# Exercise brief
Reproduce the listing exactly, with no pictures in your copy.

[Data entries]
<<<<
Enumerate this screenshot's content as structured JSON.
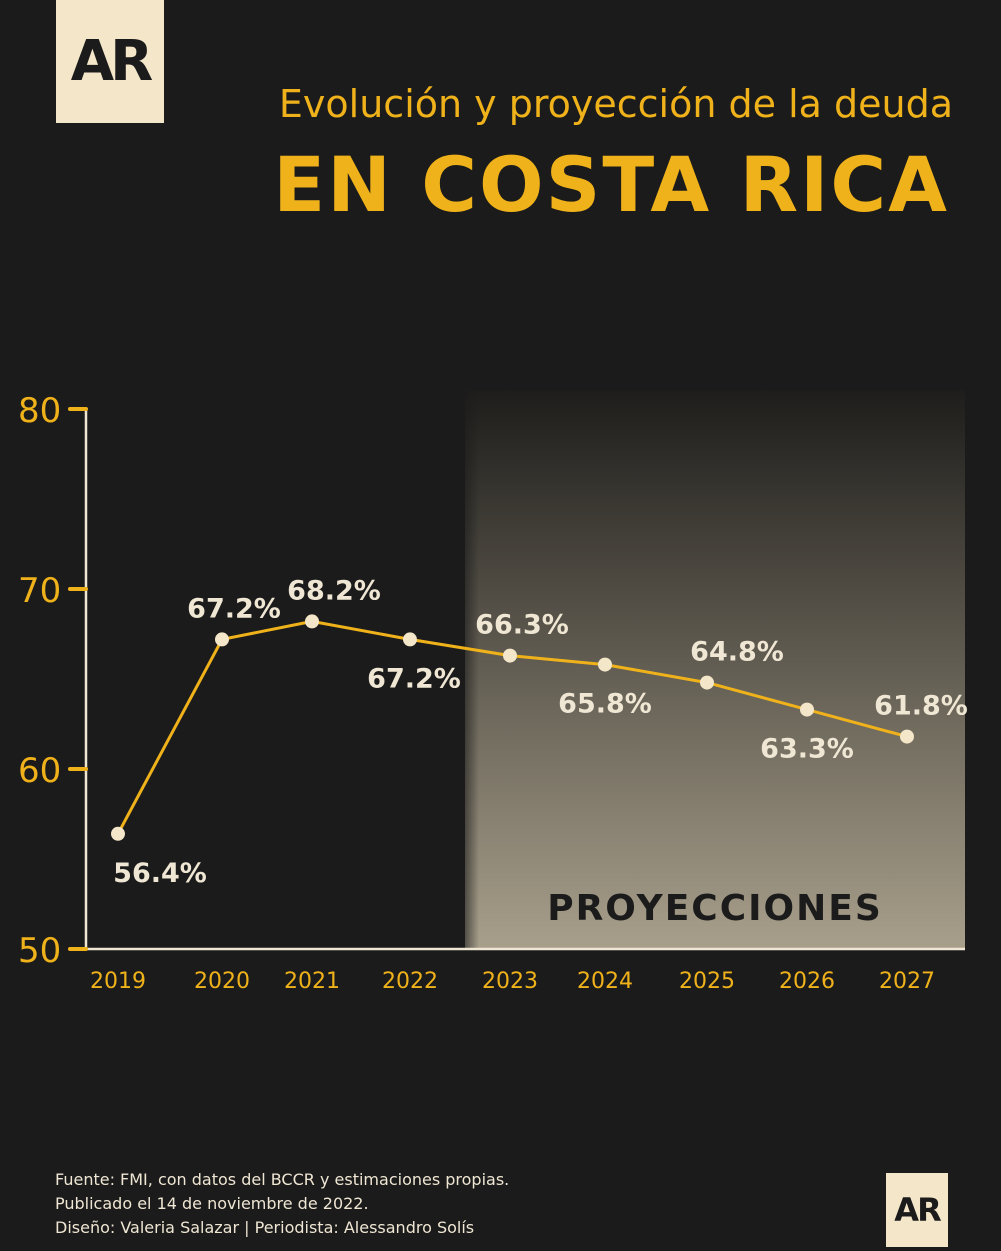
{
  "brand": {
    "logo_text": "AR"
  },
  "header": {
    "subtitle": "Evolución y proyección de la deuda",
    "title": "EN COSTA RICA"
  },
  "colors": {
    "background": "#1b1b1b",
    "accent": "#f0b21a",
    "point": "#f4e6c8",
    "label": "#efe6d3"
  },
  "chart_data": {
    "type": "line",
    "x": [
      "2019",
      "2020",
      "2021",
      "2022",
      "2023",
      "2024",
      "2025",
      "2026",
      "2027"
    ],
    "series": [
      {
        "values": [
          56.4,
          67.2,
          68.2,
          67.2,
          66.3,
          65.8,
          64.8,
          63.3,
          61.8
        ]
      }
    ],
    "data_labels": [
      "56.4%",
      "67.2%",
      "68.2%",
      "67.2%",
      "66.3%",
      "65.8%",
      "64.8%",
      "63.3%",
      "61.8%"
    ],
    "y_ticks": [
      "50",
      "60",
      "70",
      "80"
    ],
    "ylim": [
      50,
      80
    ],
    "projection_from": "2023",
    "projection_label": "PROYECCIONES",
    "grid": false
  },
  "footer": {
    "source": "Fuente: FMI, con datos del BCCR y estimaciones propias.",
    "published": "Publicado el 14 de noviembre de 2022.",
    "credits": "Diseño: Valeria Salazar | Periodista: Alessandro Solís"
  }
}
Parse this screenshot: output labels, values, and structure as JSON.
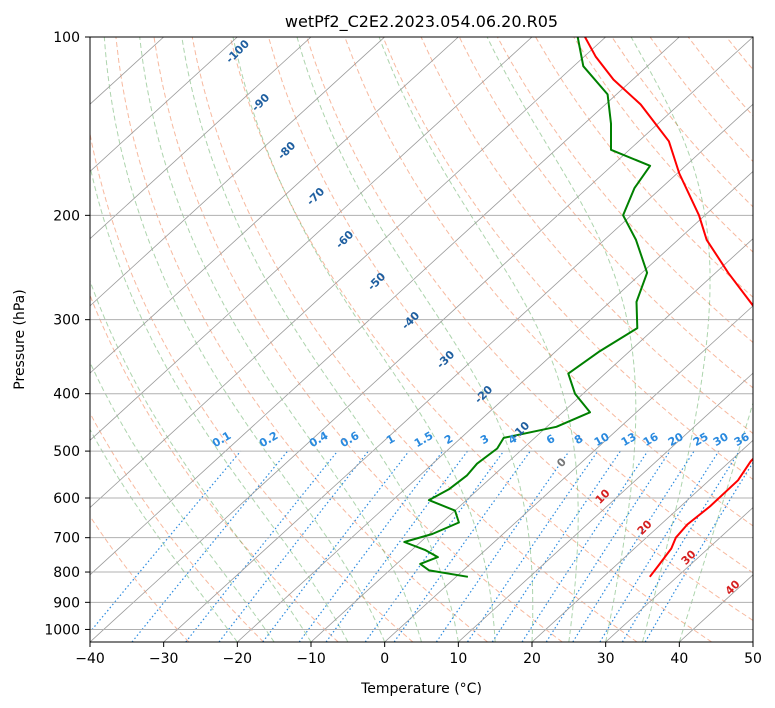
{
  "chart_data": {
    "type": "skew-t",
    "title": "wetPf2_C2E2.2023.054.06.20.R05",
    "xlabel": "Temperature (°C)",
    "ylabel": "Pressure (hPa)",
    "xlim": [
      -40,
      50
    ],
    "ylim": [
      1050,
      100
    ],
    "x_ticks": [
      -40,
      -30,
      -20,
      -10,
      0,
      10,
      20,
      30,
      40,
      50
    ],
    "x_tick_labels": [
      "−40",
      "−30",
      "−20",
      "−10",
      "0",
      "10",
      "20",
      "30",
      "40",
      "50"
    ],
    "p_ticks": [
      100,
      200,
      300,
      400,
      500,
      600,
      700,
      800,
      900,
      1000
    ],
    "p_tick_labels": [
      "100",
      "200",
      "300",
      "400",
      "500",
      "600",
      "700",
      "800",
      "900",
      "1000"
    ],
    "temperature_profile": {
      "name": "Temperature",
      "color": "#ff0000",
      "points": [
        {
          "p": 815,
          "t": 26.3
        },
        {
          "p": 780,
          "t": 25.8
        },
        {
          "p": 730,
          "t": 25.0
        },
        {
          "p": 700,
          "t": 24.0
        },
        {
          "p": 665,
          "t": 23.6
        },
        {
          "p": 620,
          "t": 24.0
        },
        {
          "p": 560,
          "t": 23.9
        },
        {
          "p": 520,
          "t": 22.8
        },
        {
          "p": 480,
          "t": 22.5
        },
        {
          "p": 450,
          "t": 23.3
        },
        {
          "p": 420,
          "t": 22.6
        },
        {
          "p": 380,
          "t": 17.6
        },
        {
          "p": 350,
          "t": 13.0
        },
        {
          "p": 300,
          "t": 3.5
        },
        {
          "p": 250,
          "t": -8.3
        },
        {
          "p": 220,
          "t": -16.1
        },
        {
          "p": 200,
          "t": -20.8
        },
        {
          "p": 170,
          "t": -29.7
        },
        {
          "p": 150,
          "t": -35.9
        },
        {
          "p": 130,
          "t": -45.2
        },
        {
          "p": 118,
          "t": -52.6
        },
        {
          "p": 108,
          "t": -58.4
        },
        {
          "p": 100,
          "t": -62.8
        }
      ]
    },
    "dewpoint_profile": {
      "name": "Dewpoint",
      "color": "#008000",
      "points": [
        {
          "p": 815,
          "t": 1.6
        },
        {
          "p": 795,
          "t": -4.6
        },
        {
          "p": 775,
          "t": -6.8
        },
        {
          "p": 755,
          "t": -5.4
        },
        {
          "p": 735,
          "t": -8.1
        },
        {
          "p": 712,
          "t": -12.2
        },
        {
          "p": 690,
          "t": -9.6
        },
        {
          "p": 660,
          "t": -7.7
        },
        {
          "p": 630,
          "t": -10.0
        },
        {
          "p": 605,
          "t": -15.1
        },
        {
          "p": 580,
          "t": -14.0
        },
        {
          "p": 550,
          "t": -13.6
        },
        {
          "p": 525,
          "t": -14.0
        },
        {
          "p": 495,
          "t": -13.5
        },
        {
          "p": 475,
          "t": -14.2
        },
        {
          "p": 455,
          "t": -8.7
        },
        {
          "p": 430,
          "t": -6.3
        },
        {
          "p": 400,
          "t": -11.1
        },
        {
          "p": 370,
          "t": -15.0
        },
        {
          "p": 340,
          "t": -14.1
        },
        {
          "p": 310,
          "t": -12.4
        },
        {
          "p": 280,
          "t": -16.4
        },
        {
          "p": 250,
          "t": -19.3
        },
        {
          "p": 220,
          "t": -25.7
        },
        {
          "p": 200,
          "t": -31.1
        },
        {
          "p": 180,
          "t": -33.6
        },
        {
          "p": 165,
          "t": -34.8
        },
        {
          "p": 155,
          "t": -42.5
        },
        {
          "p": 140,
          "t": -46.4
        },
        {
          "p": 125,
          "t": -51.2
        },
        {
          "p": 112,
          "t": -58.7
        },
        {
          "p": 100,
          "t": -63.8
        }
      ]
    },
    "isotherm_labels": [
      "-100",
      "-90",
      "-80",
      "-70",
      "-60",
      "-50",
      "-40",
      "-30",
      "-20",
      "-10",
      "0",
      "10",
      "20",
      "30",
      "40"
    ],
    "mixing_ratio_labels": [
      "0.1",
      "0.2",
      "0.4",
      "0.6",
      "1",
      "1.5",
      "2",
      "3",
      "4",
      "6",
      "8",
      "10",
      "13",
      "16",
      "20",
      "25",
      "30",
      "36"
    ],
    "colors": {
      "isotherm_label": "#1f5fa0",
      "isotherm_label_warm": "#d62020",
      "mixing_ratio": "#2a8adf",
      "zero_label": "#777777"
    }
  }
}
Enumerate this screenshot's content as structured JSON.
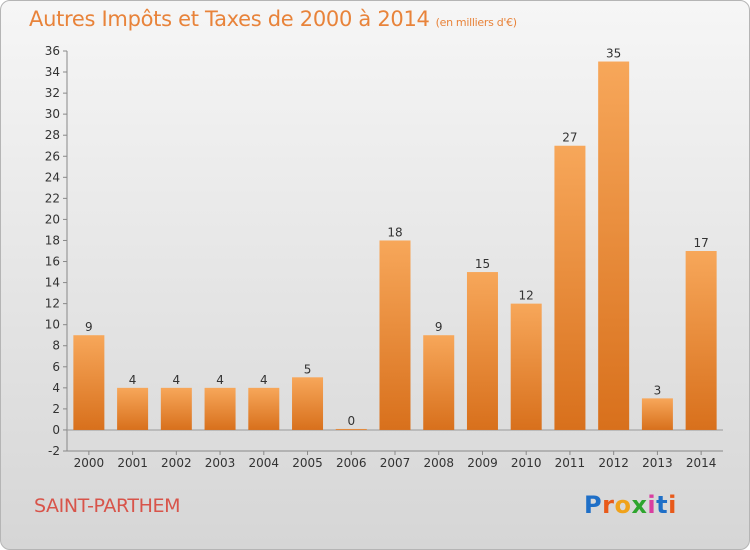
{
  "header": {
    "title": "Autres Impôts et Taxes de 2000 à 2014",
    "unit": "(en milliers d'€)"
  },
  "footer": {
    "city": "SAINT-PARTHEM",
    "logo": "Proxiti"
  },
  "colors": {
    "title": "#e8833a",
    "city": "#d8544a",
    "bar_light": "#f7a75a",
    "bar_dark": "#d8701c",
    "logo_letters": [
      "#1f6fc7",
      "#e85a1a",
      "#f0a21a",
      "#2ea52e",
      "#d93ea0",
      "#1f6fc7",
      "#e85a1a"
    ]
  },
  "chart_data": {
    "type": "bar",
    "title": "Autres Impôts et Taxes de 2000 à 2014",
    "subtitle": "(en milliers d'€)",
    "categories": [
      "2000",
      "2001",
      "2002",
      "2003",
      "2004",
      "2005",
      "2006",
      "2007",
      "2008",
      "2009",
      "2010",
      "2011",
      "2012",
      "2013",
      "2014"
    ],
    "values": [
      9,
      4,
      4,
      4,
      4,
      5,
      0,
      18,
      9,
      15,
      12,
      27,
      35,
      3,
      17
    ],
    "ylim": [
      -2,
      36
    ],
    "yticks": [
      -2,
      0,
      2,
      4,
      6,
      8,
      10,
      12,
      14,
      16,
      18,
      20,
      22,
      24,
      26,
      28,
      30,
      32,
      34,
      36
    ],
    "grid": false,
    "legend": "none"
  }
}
>>>>
# Result
Enumerate this screenshot's content as structured JSON.
{
  "brand": {
    "logo_text": "AR"
  },
  "header": {
    "subtitle": "Evolución y proyección de la deuda",
    "title": "EN COSTA RICA"
  },
  "colors": {
    "background": "#1b1b1b",
    "accent": "#f0b21a",
    "point": "#f4e6c8",
    "label": "#efe6d3"
  },
  "chart_data": {
    "type": "line",
    "x": [
      "2019",
      "2020",
      "2021",
      "2022",
      "2023",
      "2024",
      "2025",
      "2026",
      "2027"
    ],
    "series": [
      {
        "values": [
          56.4,
          67.2,
          68.2,
          67.2,
          66.3,
          65.8,
          64.8,
          63.3,
          61.8
        ]
      }
    ],
    "data_labels": [
      "56.4%",
      "67.2%",
      "68.2%",
      "67.2%",
      "66.3%",
      "65.8%",
      "64.8%",
      "63.3%",
      "61.8%"
    ],
    "y_ticks": [
      "50",
      "60",
      "70",
      "80"
    ],
    "ylim": [
      50,
      80
    ],
    "projection_from": "2023",
    "projection_label": "PROYECCIONES",
    "grid": false
  },
  "footer": {
    "source": "Fuente: FMI, con datos del BCCR y estimaciones propias.",
    "published": "Publicado el 14 de noviembre de 2022.",
    "credits": "Diseño: Valeria Salazar | Periodista: Alessandro Solís"
  }
}
Parse this screenshot: output labels, values, and structure as JSON.
{
  "chart_data": {
    "type": "skew-t",
    "title": "wetPf2_C2E2.2023.054.06.20.R05",
    "xlabel": "Temperature (°C)",
    "ylabel": "Pressure (hPa)",
    "xlim": [
      -40,
      50
    ],
    "ylim": [
      1050,
      100
    ],
    "x_ticks": [
      -40,
      -30,
      -20,
      -10,
      0,
      10,
      20,
      30,
      40,
      50
    ],
    "x_tick_labels": [
      "−40",
      "−30",
      "−20",
      "−10",
      "0",
      "10",
      "20",
      "30",
      "40",
      "50"
    ],
    "p_ticks": [
      100,
      200,
      300,
      400,
      500,
      600,
      700,
      800,
      900,
      1000
    ],
    "p_tick_labels": [
      "100",
      "200",
      "300",
      "400",
      "500",
      "600",
      "700",
      "800",
      "900",
      "1000"
    ],
    "temperature_profile": {
      "name": "Temperature",
      "color": "#ff0000",
      "points": [
        {
          "p": 815,
          "t": 26.3
        },
        {
          "p": 780,
          "t": 25.8
        },
        {
          "p": 730,
          "t": 25.0
        },
        {
          "p": 700,
          "t": 24.0
        },
        {
          "p": 665,
          "t": 23.6
        },
        {
          "p": 620,
          "t": 24.0
        },
        {
          "p": 560,
          "t": 23.9
        },
        {
          "p": 520,
          "t": 22.8
        },
        {
          "p": 480,
          "t": 22.5
        },
        {
          "p": 450,
          "t": 23.3
        },
        {
          "p": 420,
          "t": 22.6
        },
        {
          "p": 380,
          "t": 17.6
        },
        {
          "p": 350,
          "t": 13.0
        },
        {
          "p": 300,
          "t": 3.5
        },
        {
          "p": 250,
          "t": -8.3
        },
        {
          "p": 220,
          "t": -16.1
        },
        {
          "p": 200,
          "t": -20.8
        },
        {
          "p": 170,
          "t": -29.7
        },
        {
          "p": 150,
          "t": -35.9
        },
        {
          "p": 130,
          "t": -45.2
        },
        {
          "p": 118,
          "t": -52.6
        },
        {
          "p": 108,
          "t": -58.4
        },
        {
          "p": 100,
          "t": -62.8
        }
      ]
    },
    "dewpoint_profile": {
      "name": "Dewpoint",
      "color": "#008000",
      "points": [
        {
          "p": 815,
          "t": 1.6
        },
        {
          "p": 795,
          "t": -4.6
        },
        {
          "p": 775,
          "t": -6.8
        },
        {
          "p": 755,
          "t": -5.4
        },
        {
          "p": 735,
          "t": -8.1
        },
        {
          "p": 712,
          "t": -12.2
        },
        {
          "p": 690,
          "t": -9.6
        },
        {
          "p": 660,
          "t": -7.7
        },
        {
          "p": 630,
          "t": -10.0
        },
        {
          "p": 605,
          "t": -15.1
        },
        {
          "p": 580,
          "t": -14.0
        },
        {
          "p": 550,
          "t": -13.6
        },
        {
          "p": 525,
          "t": -14.0
        },
        {
          "p": 495,
          "t": -13.5
        },
        {
          "p": 475,
          "t": -14.2
        },
        {
          "p": 455,
          "t": -8.7
        },
        {
          "p": 430,
          "t": -6.3
        },
        {
          "p": 400,
          "t": -11.1
        },
        {
          "p": 370,
          "t": -15.0
        },
        {
          "p": 340,
          "t": -14.1
        },
        {
          "p": 310,
          "t": -12.4
        },
        {
          "p": 280,
          "t": -16.4
        },
        {
          "p": 250,
          "t": -19.3
        },
        {
          "p": 220,
          "t": -25.7
        },
        {
          "p": 200,
          "t": -31.1
        },
        {
          "p": 180,
          "t": -33.6
        },
        {
          "p": 165,
          "t": -34.8
        },
        {
          "p": 155,
          "t": -42.5
        },
        {
          "p": 140,
          "t": -46.4
        },
        {
          "p": 125,
          "t": -51.2
        },
        {
          "p": 112,
          "t": -58.7
        },
        {
          "p": 100,
          "t": -63.8
        }
      ]
    },
    "isotherm_labels": [
      "-100",
      "-90",
      "-80",
      "-70",
      "-60",
      "-50",
      "-40",
      "-30",
      "-20",
      "-10",
      "0",
      "10",
      "20",
      "30",
      "40"
    ],
    "mixing_ratio_labels": [
      "0.1",
      "0.2",
      "0.4",
      "0.6",
      "1",
      "1.5",
      "2",
      "3",
      "4",
      "6",
      "8",
      "10",
      "13",
      "16",
      "20",
      "25",
      "30",
      "36"
    ],
    "colors": {
      "isotherm_label": "#1f5fa0",
      "isotherm_label_warm": "#d62020",
      "mixing_ratio": "#2a8adf",
      "zero_label": "#777777"
    }
  }
}
Enumerate this screenshot's content as structured JSON.
{
  "header": {
    "title": "Autres Impôts et Taxes de 2000 à 2014",
    "unit": "(en milliers d'€)"
  },
  "footer": {
    "city": "SAINT-PARTHEM",
    "logo": "Proxiti"
  },
  "colors": {
    "title": "#e8833a",
    "city": "#d8544a",
    "bar_light": "#f7a75a",
    "bar_dark": "#d8701c",
    "logo_letters": [
      "#1f6fc7",
      "#e85a1a",
      "#f0a21a",
      "#2ea52e",
      "#d93ea0",
      "#1f6fc7",
      "#e85a1a"
    ]
  },
  "chart_data": {
    "type": "bar",
    "title": "Autres Impôts et Taxes de 2000 à 2014",
    "subtitle": "(en milliers d'€)",
    "categories": [
      "2000",
      "2001",
      "2002",
      "2003",
      "2004",
      "2005",
      "2006",
      "2007",
      "2008",
      "2009",
      "2010",
      "2011",
      "2012",
      "2013",
      "2014"
    ],
    "values": [
      9,
      4,
      4,
      4,
      4,
      5,
      0,
      18,
      9,
      15,
      12,
      27,
      35,
      3,
      17
    ],
    "ylim": [
      -2,
      36
    ],
    "yticks": [
      -2,
      0,
      2,
      4,
      6,
      8,
      10,
      12,
      14,
      16,
      18,
      20,
      22,
      24,
      26,
      28,
      30,
      32,
      34,
      36
    ],
    "grid": false,
    "legend": "none"
  }
}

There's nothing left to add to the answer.